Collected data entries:
— Start —

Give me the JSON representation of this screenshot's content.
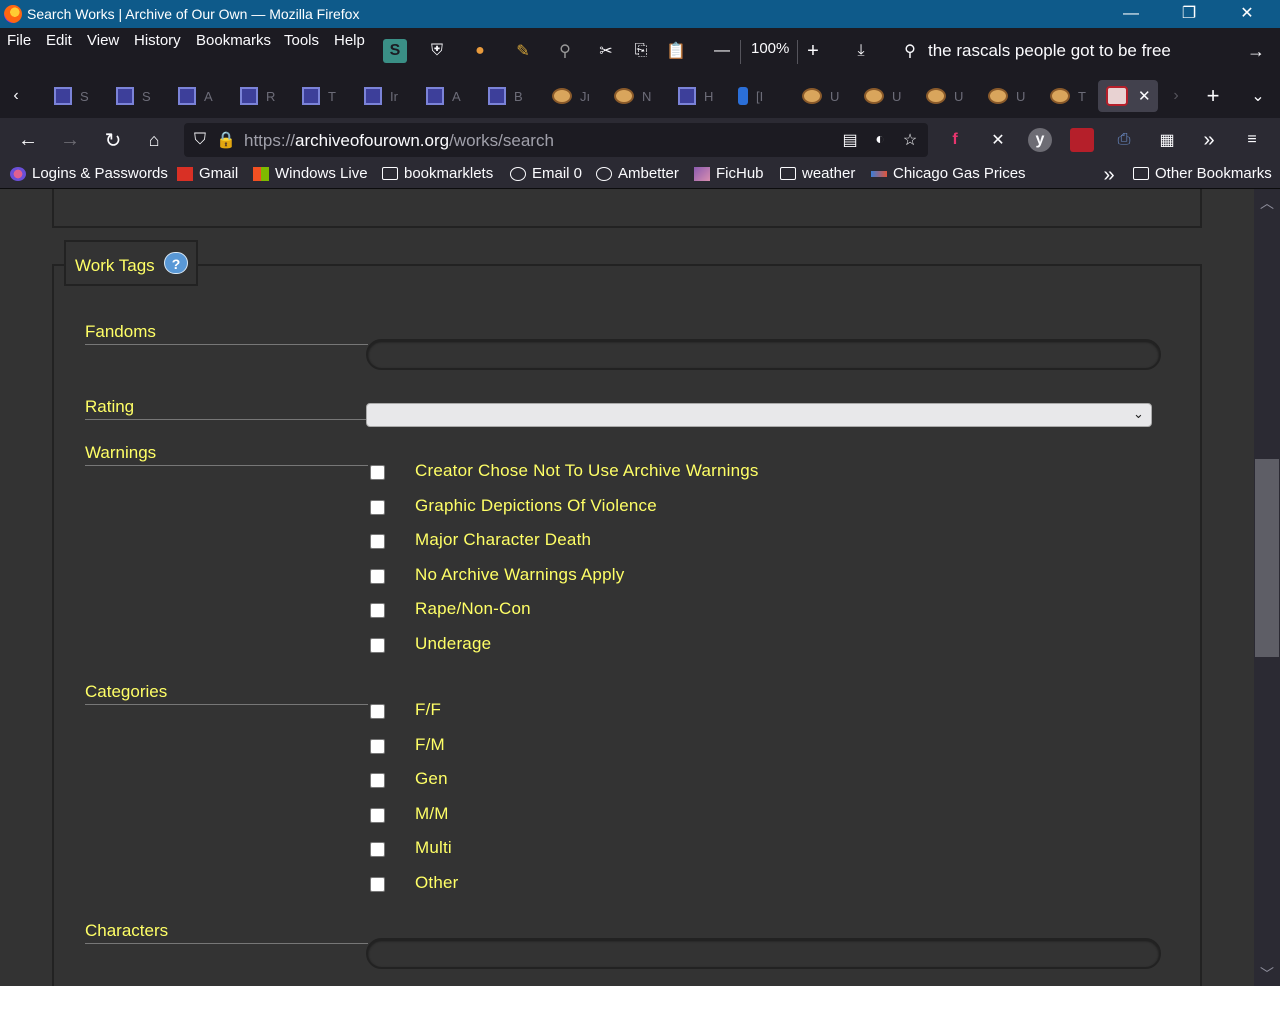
{
  "window": {
    "title": "Search Works | Archive of Our Own — Mozilla Firefox",
    "minimize": "—",
    "restore": "❐",
    "close": "✕"
  },
  "menu": {
    "file": "File",
    "edit": "Edit",
    "view": "View",
    "history": "History",
    "bookmarks": "Bookmarks",
    "tools": "Tools",
    "help": "Help"
  },
  "toolbar": {
    "zoom_level": "100%",
    "search_query": "the rascals people got to be free"
  },
  "tabs": [
    {
      "icon": "ao3-icon",
      "label": "S"
    },
    {
      "icon": "ao3-icon",
      "label": "S"
    },
    {
      "icon": "ao3-icon",
      "label": "A"
    },
    {
      "icon": "ao3-icon",
      "label": "R"
    },
    {
      "icon": "ao3-icon",
      "label": "T"
    },
    {
      "icon": "ao3-icon",
      "label": "Ir"
    },
    {
      "icon": "ao3-icon",
      "label": "A"
    },
    {
      "icon": "ao3-icon",
      "label": "B"
    },
    {
      "icon": "spacebattles-icon",
      "label": "Jı"
    },
    {
      "icon": "spacebattles-icon",
      "label": "N"
    },
    {
      "icon": "ao3-icon",
      "label": "H"
    },
    {
      "icon": "qq-icon",
      "label": "[I"
    },
    {
      "icon": "spacebattles-icon",
      "label": "U"
    },
    {
      "icon": "spacebattles-icon",
      "label": "U"
    },
    {
      "icon": "spacebattles-icon",
      "label": "U"
    },
    {
      "icon": "spacebattles-icon",
      "label": "U"
    },
    {
      "icon": "spacebattles-icon",
      "label": "T"
    }
  ],
  "address": {
    "url_prefix": "https://",
    "url_domain": "archiveofourown.org",
    "url_path": "/works/search"
  },
  "bookmarks": [
    {
      "label": "Logins & Passwords",
      "icon": "key-icon"
    },
    {
      "label": "Gmail",
      "icon": "gmail-icon"
    },
    {
      "label": "Windows Live",
      "icon": "windows-icon"
    },
    {
      "label": "bookmarklets",
      "icon": "folder-icon"
    },
    {
      "label": "Email 0",
      "icon": "globe-icon"
    },
    {
      "label": "Ambetter",
      "icon": "globe-icon"
    },
    {
      "label": "FicHub",
      "icon": "fichub-icon"
    },
    {
      "label": "weather",
      "icon": "folder-icon"
    },
    {
      "label": "Chicago Gas Prices",
      "icon": "gas-icon"
    }
  ],
  "other_bookmarks": "Other Bookmarks",
  "form": {
    "legend": "Work Tags",
    "help": "?",
    "fandoms_label": "Fandoms",
    "fandoms_value": "",
    "rating_label": "Rating",
    "rating_value": "",
    "warnings_label": "Warnings",
    "warnings": [
      "Creator Chose Not To Use Archive Warnings",
      "Graphic Depictions Of Violence",
      "Major Character Death",
      "No Archive Warnings Apply",
      "Rape/Non-Con",
      "Underage"
    ],
    "categories_label": "Categories",
    "categories": [
      "F/F",
      "F/M",
      "Gen",
      "M/M",
      "Multi",
      "Other"
    ],
    "characters_label": "Characters",
    "characters_value": ""
  },
  "colors": {
    "page_bg": "#333333",
    "label_yellow": "#ffff66",
    "title_bar": "#0e5a8a",
    "toolbar_bg": "#1c1b22"
  }
}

— End —

* _Exercise brief_:
Except for the pictures, copy every line of the records above exactly.

* _Response below_:
Give me the JSON representation of this screenshot's content.
{
  "window": {
    "title": "Search Works | Archive of Our Own — Mozilla Firefox",
    "minimize": "—",
    "restore": "❐",
    "close": "✕"
  },
  "menu": {
    "file": "File",
    "edit": "Edit",
    "view": "View",
    "history": "History",
    "bookmarks": "Bookmarks",
    "tools": "Tools",
    "help": "Help"
  },
  "toolbar": {
    "zoom_level": "100%",
    "search_query": "the rascals people got to be free"
  },
  "tabs": [
    {
      "icon": "ao3-icon",
      "label": "S"
    },
    {
      "icon": "ao3-icon",
      "label": "S"
    },
    {
      "icon": "ao3-icon",
      "label": "A"
    },
    {
      "icon": "ao3-icon",
      "label": "R"
    },
    {
      "icon": "ao3-icon",
      "label": "T"
    },
    {
      "icon": "ao3-icon",
      "label": "Ir"
    },
    {
      "icon": "ao3-icon",
      "label": "A"
    },
    {
      "icon": "ao3-icon",
      "label": "B"
    },
    {
      "icon": "spacebattles-icon",
      "label": "Jı"
    },
    {
      "icon": "spacebattles-icon",
      "label": "N"
    },
    {
      "icon": "ao3-icon",
      "label": "H"
    },
    {
      "icon": "qq-icon",
      "label": "[I"
    },
    {
      "icon": "spacebattles-icon",
      "label": "U"
    },
    {
      "icon": "spacebattles-icon",
      "label": "U"
    },
    {
      "icon": "spacebattles-icon",
      "label": "U"
    },
    {
      "icon": "spacebattles-icon",
      "label": "U"
    },
    {
      "icon": "spacebattles-icon",
      "label": "T"
    }
  ],
  "address": {
    "url_prefix": "https://",
    "url_domain": "archiveofourown.org",
    "url_path": "/works/search"
  },
  "bookmarks": [
    {
      "label": "Logins & Passwords",
      "icon": "key-icon"
    },
    {
      "label": "Gmail",
      "icon": "gmail-icon"
    },
    {
      "label": "Windows Live",
      "icon": "windows-icon"
    },
    {
      "label": "bookmarklets",
      "icon": "folder-icon"
    },
    {
      "label": "Email 0",
      "icon": "globe-icon"
    },
    {
      "label": "Ambetter",
      "icon": "globe-icon"
    },
    {
      "label": "FicHub",
      "icon": "fichub-icon"
    },
    {
      "label": "weather",
      "icon": "folder-icon"
    },
    {
      "label": "Chicago Gas Prices",
      "icon": "gas-icon"
    }
  ],
  "other_bookmarks": "Other Bookmarks",
  "form": {
    "legend": "Work Tags",
    "help": "?",
    "fandoms_label": "Fandoms",
    "fandoms_value": "",
    "rating_label": "Rating",
    "rating_value": "",
    "warnings_label": "Warnings",
    "warnings": [
      "Creator Chose Not To Use Archive Warnings",
      "Graphic Depictions Of Violence",
      "Major Character Death",
      "No Archive Warnings Apply",
      "Rape/Non-Con",
      "Underage"
    ],
    "categories_label": "Categories",
    "categories": [
      "F/F",
      "F/M",
      "Gen",
      "M/M",
      "Multi",
      "Other"
    ],
    "characters_label": "Characters",
    "characters_value": ""
  },
  "colors": {
    "page_bg": "#333333",
    "label_yellow": "#ffff66",
    "title_bar": "#0e5a8a",
    "toolbar_bg": "#1c1b22"
  }
}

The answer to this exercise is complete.